═════ ROWS ═════
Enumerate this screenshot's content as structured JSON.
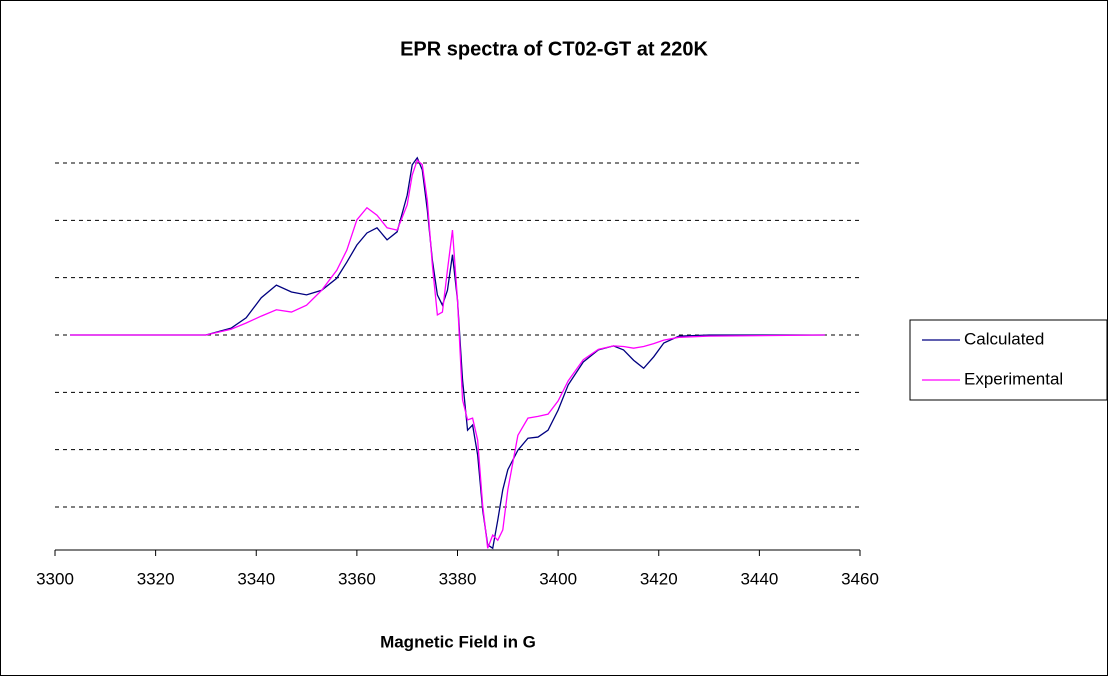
{
  "chart_data": {
    "type": "line",
    "title": "EPR spectra of CT02-GT at 220K",
    "x_label": "Magnetic Field in G",
    "x": [
      3303,
      3330,
      3335,
      3338,
      3341,
      3344,
      3347,
      3350,
      3353,
      3356,
      3358,
      3360,
      3362,
      3364,
      3366,
      3368,
      3370,
      3371,
      3372,
      3373,
      3374,
      3375,
      3376,
      3377,
      3378,
      3379,
      3380,
      3381,
      3382,
      3383,
      3384,
      3385,
      3386,
      3387,
      3388,
      3389,
      3390,
      3392,
      3394,
      3396,
      3398,
      3400,
      3402,
      3405,
      3408,
      3411,
      3413,
      3415,
      3417,
      3419,
      3421,
      3424,
      3430,
      3453
    ],
    "series": [
      {
        "name": "Calculated",
        "color": "#000080",
        "values": [
          0,
          0,
          0.12,
          0.3,
          0.65,
          0.87,
          0.75,
          0.7,
          0.78,
          0.99,
          1.27,
          1.57,
          1.78,
          1.87,
          1.66,
          1.8,
          2.44,
          2.97,
          3.09,
          2.88,
          2.18,
          1.31,
          0.7,
          0.52,
          0.78,
          1.4,
          0.61,
          -0.78,
          -1.66,
          -1.57,
          -2.09,
          -3.05,
          -3.66,
          -3.72,
          -3.23,
          -2.7,
          -2.35,
          -2.01,
          -1.8,
          -1.78,
          -1.66,
          -1.31,
          -0.87,
          -0.47,
          -0.26,
          -0.19,
          -0.26,
          -0.44,
          -0.58,
          -0.38,
          -0.14,
          -0.02,
          0,
          0
        ]
      },
      {
        "name": "Experimental",
        "color": "#ff00ff",
        "values": [
          0,
          0,
          0.1,
          0.21,
          0.33,
          0.44,
          0.4,
          0.52,
          0.78,
          1.13,
          1.48,
          2.01,
          2.22,
          2.09,
          1.87,
          1.83,
          2.27,
          2.79,
          3.05,
          2.97,
          2.35,
          1.22,
          0.35,
          0.4,
          1.13,
          1.83,
          0.61,
          -1.13,
          -1.48,
          -1.45,
          -1.83,
          -2.97,
          -3.72,
          -3.49,
          -3.58,
          -3.4,
          -2.7,
          -1.75,
          -1.45,
          -1.42,
          -1.38,
          -1.15,
          -0.8,
          -0.43,
          -0.25,
          -0.19,
          -0.2,
          -0.23,
          -0.2,
          -0.15,
          -0.09,
          -0.04,
          -0.02,
          0
        ]
      }
    ],
    "xlim": [
      3300,
      3460
    ],
    "xticks": [
      3300,
      3320,
      3340,
      3360,
      3380,
      3400,
      3420,
      3440,
      3460
    ],
    "ylim": [
      -3.75,
      3.25
    ],
    "yticks": [
      -3,
      -2,
      -1,
      0,
      1,
      2,
      3
    ],
    "ytick_labels_shown": false,
    "grid": true,
    "legend": "right"
  }
}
═════
Transcribe all entries above exactly. Drop the pictures.

TASK SOLUTION
Enumerate this screenshot's content as structured JSON.
{
  "chart_data": {
    "type": "line",
    "title": "EPR spectra of CT02-GT at 220K",
    "x_label": "Magnetic Field in G",
    "x": [
      3303,
      3330,
      3335,
      3338,
      3341,
      3344,
      3347,
      3350,
      3353,
      3356,
      3358,
      3360,
      3362,
      3364,
      3366,
      3368,
      3370,
      3371,
      3372,
      3373,
      3374,
      3375,
      3376,
      3377,
      3378,
      3379,
      3380,
      3381,
      3382,
      3383,
      3384,
      3385,
      3386,
      3387,
      3388,
      3389,
      3390,
      3392,
      3394,
      3396,
      3398,
      3400,
      3402,
      3405,
      3408,
      3411,
      3413,
      3415,
      3417,
      3419,
      3421,
      3424,
      3430,
      3453
    ],
    "series": [
      {
        "name": "Calculated",
        "color": "#000080",
        "values": [
          0,
          0,
          0.12,
          0.3,
          0.65,
          0.87,
          0.75,
          0.7,
          0.78,
          0.99,
          1.27,
          1.57,
          1.78,
          1.87,
          1.66,
          1.8,
          2.44,
          2.97,
          3.09,
          2.88,
          2.18,
          1.31,
          0.7,
          0.52,
          0.78,
          1.4,
          0.61,
          -0.78,
          -1.66,
          -1.57,
          -2.09,
          -3.05,
          -3.66,
          -3.72,
          -3.23,
          -2.7,
          -2.35,
          -2.01,
          -1.8,
          -1.78,
          -1.66,
          -1.31,
          -0.87,
          -0.47,
          -0.26,
          -0.19,
          -0.26,
          -0.44,
          -0.58,
          -0.38,
          -0.14,
          -0.02,
          0,
          0
        ]
      },
      {
        "name": "Experimental",
        "color": "#ff00ff",
        "values": [
          0,
          0,
          0.1,
          0.21,
          0.33,
          0.44,
          0.4,
          0.52,
          0.78,
          1.13,
          1.48,
          2.01,
          2.22,
          2.09,
          1.87,
          1.83,
          2.27,
          2.79,
          3.05,
          2.97,
          2.35,
          1.22,
          0.35,
          0.4,
          1.13,
          1.83,
          0.61,
          -1.13,
          -1.48,
          -1.45,
          -1.83,
          -2.97,
          -3.72,
          -3.49,
          -3.58,
          -3.4,
          -2.7,
          -1.75,
          -1.45,
          -1.42,
          -1.38,
          -1.15,
          -0.8,
          -0.43,
          -0.25,
          -0.19,
          -0.2,
          -0.23,
          -0.2,
          -0.15,
          -0.09,
          -0.04,
          -0.02,
          0
        ]
      }
    ],
    "xlim": [
      3300,
      3460
    ],
    "xticks": [
      3300,
      3320,
      3340,
      3360,
      3380,
      3400,
      3420,
      3440,
      3460
    ],
    "ylim": [
      -3.75,
      3.25
    ],
    "yticks": [
      -3,
      -2,
      -1,
      0,
      1,
      2,
      3
    ],
    "ytick_labels_shown": false,
    "grid": true,
    "legend": "right"
  }
}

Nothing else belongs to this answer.